Stored items
● ● ● ●

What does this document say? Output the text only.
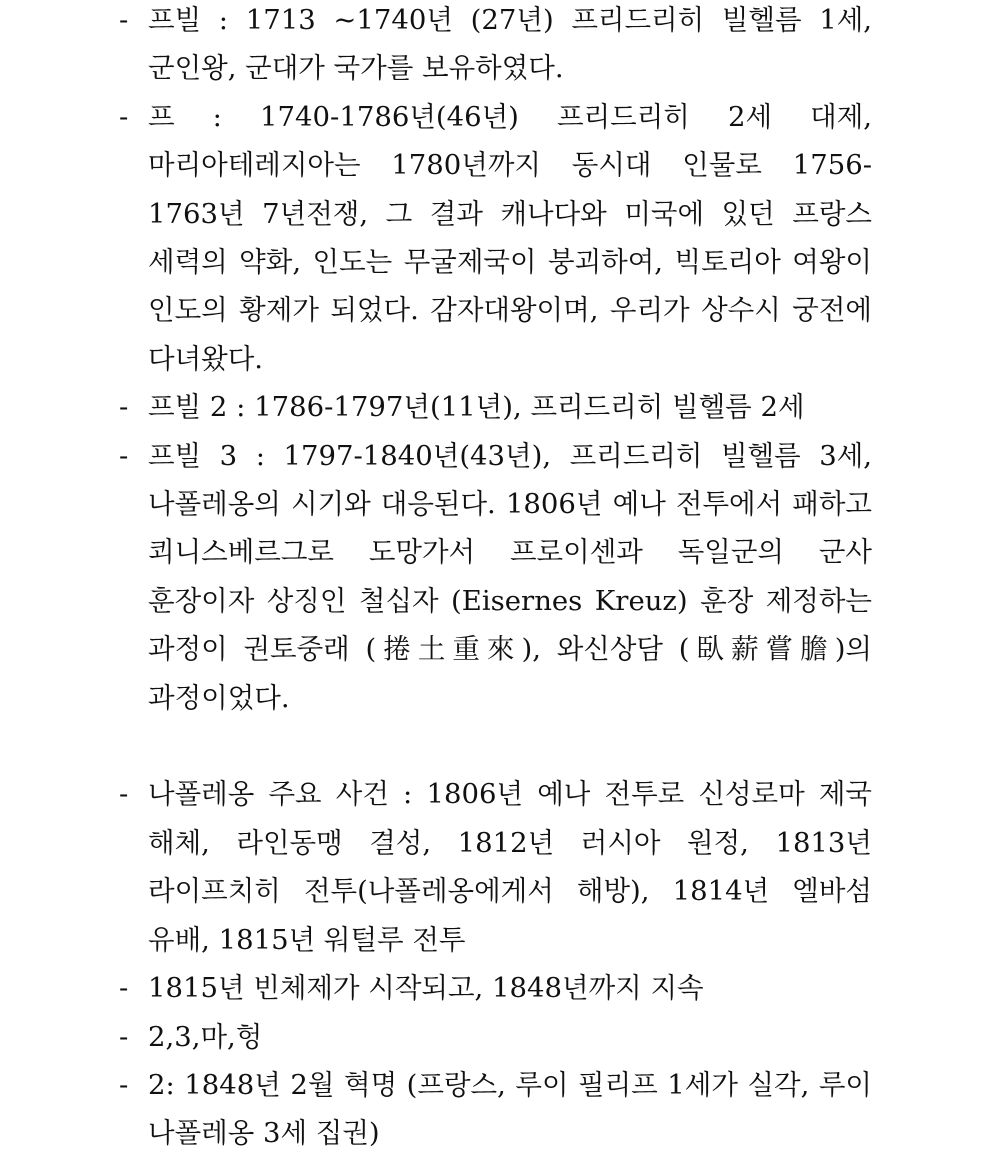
- 프빌 : 1713 ~1740년 (27년) 프리드리히 빌헬름 1세, 군인왕, 군대가 국가를 보유하였다.
- 프 : 1740-1786년(46년) 프리드리히 2세 대제, 마리아테레지아는 1780년까지 동시대 인물로 1756-1763년 7년전쟁, 그 결과 캐나다와 미국에 있던 프랑스 세력의 약화, 인도는 무굴제국이 붕괴하여, 빅토리아 여왕이 인도의 황제가 되었다. 감자대왕이며, 우리가 상수시 궁전에 다녀왔다.
- 프빌 2 : 1786-1797년(11년), 프리드리히 빌헬름 2세
- 프빌 3 : 1797-1840년(43년), 프리드리히 빌헬름 3세, 나폴레옹의 시기와 대응된다. 1806년 예나 전투에서 패하고 쾨니스베르그로 도망가서 프로이센과 독일군의 군사 훈장이자 상징인 철십자 (Eisernes Kreuz) 훈장 제정하는 과정이 권토중래 (捲土重來), 와신상담 (臥薪嘗膽)의 과정이었다.
- 나폴레옹 주요 사건 : 1806년 예나 전투로 신성로마 제국 해체, 라인동맹 결성, 1812년 러시아 원정, 1813년 라이프치히 전투(나폴레옹에게서 해방), 1814년 엘바섬 유배, 1815년 워털루 전투
- 1815년 빈체제가 시작되고, 1848년까지 지속
- 2,3,마,헝
- 2: 1848년 2월 혁명 (프랑스, 루이 필리프 1세가 실각, 루이 나폴레옹 3세 집권)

● ● ● ●

What to do: Output an exact copy of the material, with the pictures removed.

Written solution:
What does this document say? Output the text only.
- 프빌 : 1713 ~1740년 (27년) 프리드리히 빌헬름 1세, 군인왕, 군대가 국가를 보유하였다.
- 프 : 1740-1786년(46년) 프리드리히 2세 대제, 마리아테레지아는 1780년까지 동시대 인물로 1756-1763년 7년전쟁, 그 결과 캐나다와 미국에 있던 프랑스 세력의 약화, 인도는 무굴제국이 붕괴하여, 빅토리아 여왕이 인도의 황제가 되었다. 감자대왕이며, 우리가 상수시 궁전에 다녀왔다.
- 프빌 2 : 1786-1797년(11년), 프리드리히 빌헬름 2세
- 프빌 3 : 1797-1840년(43년), 프리드리히 빌헬름 3세, 나폴레옹의 시기와 대응된다. 1806년 예나 전투에서 패하고 쾨니스베르그로 도망가서 프로이센과 독일군의 군사 훈장이자 상징인 철십자 (Eisernes Kreuz) 훈장 제정하는 과정이 권토중래 (捲土重來), 와신상담 (臥薪嘗膽)의 과정이었다.
- 나폴레옹 주요 사건 : 1806년 예나 전투로 신성로마 제국 해체, 라인동맹 결성, 1812년 러시아 원정, 1813년 라이프치히 전투(나폴레옹에게서 해방), 1814년 엘바섬 유배, 1815년 워털루 전투
- 1815년 빈체제가 시작되고, 1848년까지 지속
- 2,3,마,헝
- 2: 1848년 2월 혁명 (프랑스, 루이 필리프 1세가 실각, 루이 나폴레옹 3세 집권)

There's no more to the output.